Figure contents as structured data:
_ _ _ _ _
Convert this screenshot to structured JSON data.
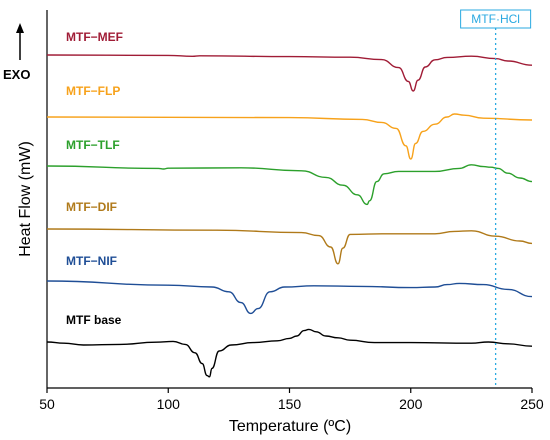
{
  "chart_data": {
    "type": "line",
    "title": "",
    "xlabel": "Temperature (ºC)",
    "ylabel": "Heat Flow (mW)",
    "xlim": [
      50,
      250
    ],
    "xticks": [
      50,
      100,
      150,
      200,
      250
    ],
    "y_ticks_shown": false,
    "grid": false,
    "exo_label": "EXO",
    "exo_direction": "up",
    "reference_line": {
      "label": "MTF·HCl",
      "x": 235,
      "color": "#29a9e1",
      "style": "dotted"
    },
    "series": [
      {
        "name": "MTF−MEF",
        "color": "#a01c36",
        "points": [
          [
            50,
            0.0
          ],
          [
            100,
            -0.03
          ],
          [
            110,
            -0.11
          ],
          [
            113,
            -0.07
          ],
          [
            150,
            -0.13
          ],
          [
            175,
            -0.18
          ],
          [
            188,
            -0.38
          ],
          [
            195,
            -1.05
          ],
          [
            199,
            -2.2
          ],
          [
            201,
            -3.0
          ],
          [
            203,
            -2.1
          ],
          [
            206,
            -1.0
          ],
          [
            210,
            -0.4
          ],
          [
            215,
            -0.2
          ],
          [
            225,
            -0.1
          ],
          [
            235,
            -0.3
          ],
          [
            240,
            -0.5
          ],
          [
            250,
            -0.85
          ]
        ]
      },
      {
        "name": "MTF−FLP",
        "color": "#f7a21b",
        "points": [
          [
            50,
            0.0
          ],
          [
            150,
            -0.05
          ],
          [
            180,
            -0.2
          ],
          [
            188,
            -0.45
          ],
          [
            194,
            -0.95
          ],
          [
            198,
            -2.4
          ],
          [
            200,
            -3.5
          ],
          [
            202,
            -2.2
          ],
          [
            205,
            -1.2
          ],
          [
            210,
            -0.6
          ],
          [
            215,
            0.0
          ],
          [
            218,
            0.25
          ],
          [
            222,
            0.15
          ],
          [
            230,
            -0.1
          ],
          [
            250,
            -0.25
          ]
        ]
      },
      {
        "name": "MTF−TLF",
        "color": "#2ca02c",
        "points": [
          [
            50,
            0.0
          ],
          [
            96,
            -0.2
          ],
          [
            98,
            -0.25
          ],
          [
            100,
            -0.18
          ],
          [
            130,
            -0.15
          ],
          [
            155,
            -0.4
          ],
          [
            165,
            -0.95
          ],
          [
            172,
            -1.6
          ],
          [
            178,
            -2.4
          ],
          [
            182,
            -3.2
          ],
          [
            183,
            -2.9
          ],
          [
            186,
            -1.3
          ],
          [
            189,
            -0.65
          ],
          [
            195,
            -0.45
          ],
          [
            210,
            -0.45
          ],
          [
            220,
            -0.2
          ],
          [
            225,
            0.1
          ],
          [
            230,
            -0.05
          ],
          [
            233,
            -0.1
          ],
          [
            236,
            -0.2
          ],
          [
            240,
            -0.6
          ],
          [
            245,
            -1.0
          ],
          [
            250,
            -1.3
          ]
        ]
      },
      {
        "name": "MTF−DIF",
        "color": "#b07a1a",
        "points": [
          [
            50,
            0.0
          ],
          [
            120,
            -0.1
          ],
          [
            155,
            -0.3
          ],
          [
            162,
            -0.55
          ],
          [
            167,
            -1.5
          ],
          [
            170,
            -2.9
          ],
          [
            172,
            -1.6
          ],
          [
            175,
            -0.45
          ],
          [
            190,
            -0.4
          ],
          [
            210,
            -0.4
          ],
          [
            218,
            -0.2
          ],
          [
            225,
            -0.15
          ],
          [
            235,
            -0.6
          ],
          [
            245,
            -1.0
          ],
          [
            250,
            -1.2
          ]
        ]
      },
      {
        "name": "MTF−NIF",
        "color": "#1f4e96",
        "points": [
          [
            50,
            0.0
          ],
          [
            100,
            -0.35
          ],
          [
            118,
            -0.5
          ],
          [
            125,
            -0.9
          ],
          [
            130,
            -1.8
          ],
          [
            134,
            -2.7
          ],
          [
            137,
            -2.3
          ],
          [
            142,
            -0.9
          ],
          [
            148,
            -0.5
          ],
          [
            160,
            -0.4
          ],
          [
            180,
            -0.45
          ],
          [
            200,
            -0.55
          ],
          [
            210,
            -0.5
          ],
          [
            215,
            -0.3
          ],
          [
            220,
            -0.2
          ],
          [
            230,
            -0.3
          ],
          [
            240,
            -0.7
          ],
          [
            250,
            -1.3
          ]
        ]
      },
      {
        "name": "MTF base",
        "color": "#000000",
        "points": [
          [
            50,
            0.0
          ],
          [
            57,
            -0.1
          ],
          [
            65,
            -0.25
          ],
          [
            80,
            -0.2
          ],
          [
            95,
            -0.02
          ],
          [
            102,
            0.05
          ],
          [
            107,
            -0.2
          ],
          [
            111,
            -0.9
          ],
          [
            114,
            -1.8
          ],
          [
            116,
            -2.8
          ],
          [
            117,
            -2.9
          ],
          [
            118,
            -2.2
          ],
          [
            121,
            -0.75
          ],
          [
            126,
            -0.25
          ],
          [
            135,
            -0.05
          ],
          [
            145,
            0.1
          ],
          [
            150,
            0.3
          ],
          [
            153,
            0.5
          ],
          [
            156,
            0.95
          ],
          [
            158,
            1.05
          ],
          [
            161,
            0.85
          ],
          [
            165,
            0.5
          ],
          [
            170,
            0.35
          ],
          [
            175,
            0.15
          ],
          [
            185,
            -0.05
          ],
          [
            200,
            -0.05
          ],
          [
            225,
            -0.1
          ],
          [
            232,
            0.0
          ],
          [
            240,
            -0.15
          ],
          [
            250,
            -0.35
          ]
        ]
      }
    ]
  }
}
_ _ _ _ _
Exclude the images, then output the data above word for word.

• [Expected answer]
Convert this screenshot to structured JSON data.
{
  "chart_data": {
    "type": "line",
    "title": "",
    "xlabel": "Temperature (ºC)",
    "ylabel": "Heat Flow (mW)",
    "xlim": [
      50,
      250
    ],
    "xticks": [
      50,
      100,
      150,
      200,
      250
    ],
    "y_ticks_shown": false,
    "grid": false,
    "exo_label": "EXO",
    "exo_direction": "up",
    "reference_line": {
      "label": "MTF·HCl",
      "x": 235,
      "color": "#29a9e1",
      "style": "dotted"
    },
    "series": [
      {
        "name": "MTF−MEF",
        "color": "#a01c36",
        "points": [
          [
            50,
            0.0
          ],
          [
            100,
            -0.03
          ],
          [
            110,
            -0.11
          ],
          [
            113,
            -0.07
          ],
          [
            150,
            -0.13
          ],
          [
            175,
            -0.18
          ],
          [
            188,
            -0.38
          ],
          [
            195,
            -1.05
          ],
          [
            199,
            -2.2
          ],
          [
            201,
            -3.0
          ],
          [
            203,
            -2.1
          ],
          [
            206,
            -1.0
          ],
          [
            210,
            -0.4
          ],
          [
            215,
            -0.2
          ],
          [
            225,
            -0.1
          ],
          [
            235,
            -0.3
          ],
          [
            240,
            -0.5
          ],
          [
            250,
            -0.85
          ]
        ]
      },
      {
        "name": "MTF−FLP",
        "color": "#f7a21b",
        "points": [
          [
            50,
            0.0
          ],
          [
            150,
            -0.05
          ],
          [
            180,
            -0.2
          ],
          [
            188,
            -0.45
          ],
          [
            194,
            -0.95
          ],
          [
            198,
            -2.4
          ],
          [
            200,
            -3.5
          ],
          [
            202,
            -2.2
          ],
          [
            205,
            -1.2
          ],
          [
            210,
            -0.6
          ],
          [
            215,
            0.0
          ],
          [
            218,
            0.25
          ],
          [
            222,
            0.15
          ],
          [
            230,
            -0.1
          ],
          [
            250,
            -0.25
          ]
        ]
      },
      {
        "name": "MTF−TLF",
        "color": "#2ca02c",
        "points": [
          [
            50,
            0.0
          ],
          [
            96,
            -0.2
          ],
          [
            98,
            -0.25
          ],
          [
            100,
            -0.18
          ],
          [
            130,
            -0.15
          ],
          [
            155,
            -0.4
          ],
          [
            165,
            -0.95
          ],
          [
            172,
            -1.6
          ],
          [
            178,
            -2.4
          ],
          [
            182,
            -3.2
          ],
          [
            183,
            -2.9
          ],
          [
            186,
            -1.3
          ],
          [
            189,
            -0.65
          ],
          [
            195,
            -0.45
          ],
          [
            210,
            -0.45
          ],
          [
            220,
            -0.2
          ],
          [
            225,
            0.1
          ],
          [
            230,
            -0.05
          ],
          [
            233,
            -0.1
          ],
          [
            236,
            -0.2
          ],
          [
            240,
            -0.6
          ],
          [
            245,
            -1.0
          ],
          [
            250,
            -1.3
          ]
        ]
      },
      {
        "name": "MTF−DIF",
        "color": "#b07a1a",
        "points": [
          [
            50,
            0.0
          ],
          [
            120,
            -0.1
          ],
          [
            155,
            -0.3
          ],
          [
            162,
            -0.55
          ],
          [
            167,
            -1.5
          ],
          [
            170,
            -2.9
          ],
          [
            172,
            -1.6
          ],
          [
            175,
            -0.45
          ],
          [
            190,
            -0.4
          ],
          [
            210,
            -0.4
          ],
          [
            218,
            -0.2
          ],
          [
            225,
            -0.15
          ],
          [
            235,
            -0.6
          ],
          [
            245,
            -1.0
          ],
          [
            250,
            -1.2
          ]
        ]
      },
      {
        "name": "MTF−NIF",
        "color": "#1f4e96",
        "points": [
          [
            50,
            0.0
          ],
          [
            100,
            -0.35
          ],
          [
            118,
            -0.5
          ],
          [
            125,
            -0.9
          ],
          [
            130,
            -1.8
          ],
          [
            134,
            -2.7
          ],
          [
            137,
            -2.3
          ],
          [
            142,
            -0.9
          ],
          [
            148,
            -0.5
          ],
          [
            160,
            -0.4
          ],
          [
            180,
            -0.45
          ],
          [
            200,
            -0.55
          ],
          [
            210,
            -0.5
          ],
          [
            215,
            -0.3
          ],
          [
            220,
            -0.2
          ],
          [
            230,
            -0.3
          ],
          [
            240,
            -0.7
          ],
          [
            250,
            -1.3
          ]
        ]
      },
      {
        "name": "MTF base",
        "color": "#000000",
        "points": [
          [
            50,
            0.0
          ],
          [
            57,
            -0.1
          ],
          [
            65,
            -0.25
          ],
          [
            80,
            -0.2
          ],
          [
            95,
            -0.02
          ],
          [
            102,
            0.05
          ],
          [
            107,
            -0.2
          ],
          [
            111,
            -0.9
          ],
          [
            114,
            -1.8
          ],
          [
            116,
            -2.8
          ],
          [
            117,
            -2.9
          ],
          [
            118,
            -2.2
          ],
          [
            121,
            -0.75
          ],
          [
            126,
            -0.25
          ],
          [
            135,
            -0.05
          ],
          [
            145,
            0.1
          ],
          [
            150,
            0.3
          ],
          [
            153,
            0.5
          ],
          [
            156,
            0.95
          ],
          [
            158,
            1.05
          ],
          [
            161,
            0.85
          ],
          [
            165,
            0.5
          ],
          [
            170,
            0.35
          ],
          [
            175,
            0.15
          ],
          [
            185,
            -0.05
          ],
          [
            200,
            -0.05
          ],
          [
            225,
            -0.1
          ],
          [
            232,
            0.0
          ],
          [
            240,
            -0.15
          ],
          [
            250,
            -0.35
          ]
        ]
      }
    ]
  }
}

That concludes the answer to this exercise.